**Your goal:**
Send back the entries below exactly as they appear.

## begin

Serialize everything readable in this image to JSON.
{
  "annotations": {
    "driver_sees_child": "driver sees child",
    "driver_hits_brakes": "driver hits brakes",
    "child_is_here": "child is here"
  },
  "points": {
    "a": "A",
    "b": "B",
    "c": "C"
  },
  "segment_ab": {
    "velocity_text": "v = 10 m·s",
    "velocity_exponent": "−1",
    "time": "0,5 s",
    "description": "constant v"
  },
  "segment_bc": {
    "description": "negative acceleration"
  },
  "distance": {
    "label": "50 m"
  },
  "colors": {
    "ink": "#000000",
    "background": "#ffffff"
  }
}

## end

**Exercise result:**
Serialize everything readable in this image to JSON.
{
  "annotations": {
    "driver_sees_child": "driver sees child",
    "driver_hits_brakes": "driver hits brakes",
    "child_is_here": "child is here"
  },
  "points": {
    "a": "A",
    "b": "B",
    "c": "C"
  },
  "segment_ab": {
    "velocity_text": "v = 10 m·s",
    "velocity_exponent": "−1",
    "time": "0,5 s",
    "description": "constant v"
  },
  "segment_bc": {
    "description": "negative acceleration"
  },
  "distance": {
    "label": "50 m"
  },
  "colors": {
    "ink": "#000000",
    "background": "#ffffff"
  }
}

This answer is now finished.